*REQUIRED TASK:*
For the records below, say how many lines contain the string "како". Give the number only.

*EXTRACTED MATERIAL:*
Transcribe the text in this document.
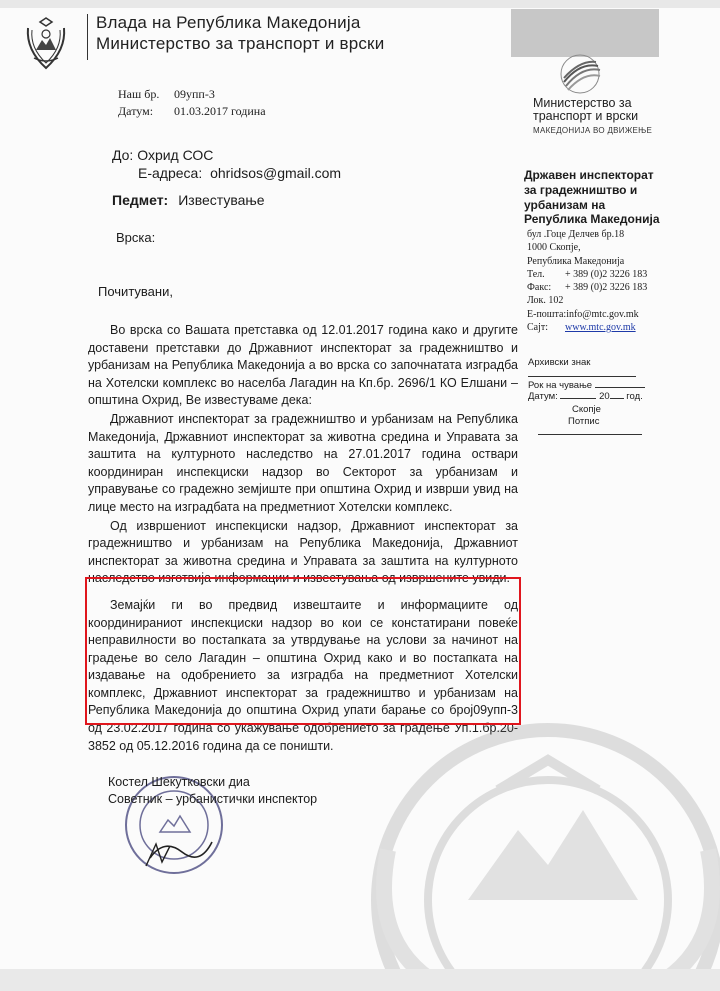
Влада на Република Македонија
Министерство за транспорт и врски
Наш бр. 09упп-3
Датум: 01.03.2017 година
До: Охрид СОС
Е-адреса: ohridsos@gmail.com
Педмет: Известување
Врска:
Почитувани,

Во врска со Вашата претставка од 12.01.2017 година како и другите доставени претставки до Државниот инспекторат за градежништво и урбанизам на Република Македонија а во врска со започнатата изградба на Хотелски комплекс во населба Лагадин на Кп.бр. 2696/1 КО Елшани – општина Охрид, Ве известуваме дека:

Државниот инспекторат за градежништво и урбанизам на Република Македонија, Државниот инспекторат за животна средина и Управата за заштита на културното наследство на 27.01.2017 година оствари координиран инспекциски надзор во Секторот за урбанизам и управување со градежно земјиште при општина Охрид и изврши увид на лице место на изградбата на предметниот Хотелски комплекс.

Од извршениот инспекциски надзор, Државниот инспекторат за градежништво и урбанизам на Република Македонија, Државниот инспекторат за животна средина и Управата за заштита на културното наследство изготвија информации и известувања од извршените увиди.

Земајќи ги во предвид извештаите и информациите од координираниот инспекциски надзор во кои се констатирани повеќе неправилности во постапката за утврдување на услови за начинот на градење во село Лагадин – општина Охрид како и во постапката на издавање на одобрението за изградба на предметниот Хотелски комплекс, Државниот инспекторат за градежништво и урбанизам на Република Македонија до општина Охрид упати барање со број09упп-3 од 23.02.2017 година со укажување одобрението за градење Уп.1.бр.20-3852 од 05.12.2016 година да се поништи.

Костел Шекутковски диа
Советник – урбанистички инспектор
Министерство за
транспорт и врски
МАКЕДОНИЈА ВО ДВИЖЕЊЕ
Државен инспекторат
за градежништво и
урбанизам на
Република Македонија
бул .Гоце Делчев бр.18
1000 Скопје,
Република Македонија
Тел. + 389 (0)2 3226 183
Факс: + 389 (0)2 3226 183
Лок. 102
Е-пошта:info@mtc.gov.mk
Сајт: www.mtc.gov.mk
Архивски знак
Рок на чување
Датум:	20 год.
Скопје
Потпис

*CORRECT RESULT:*
2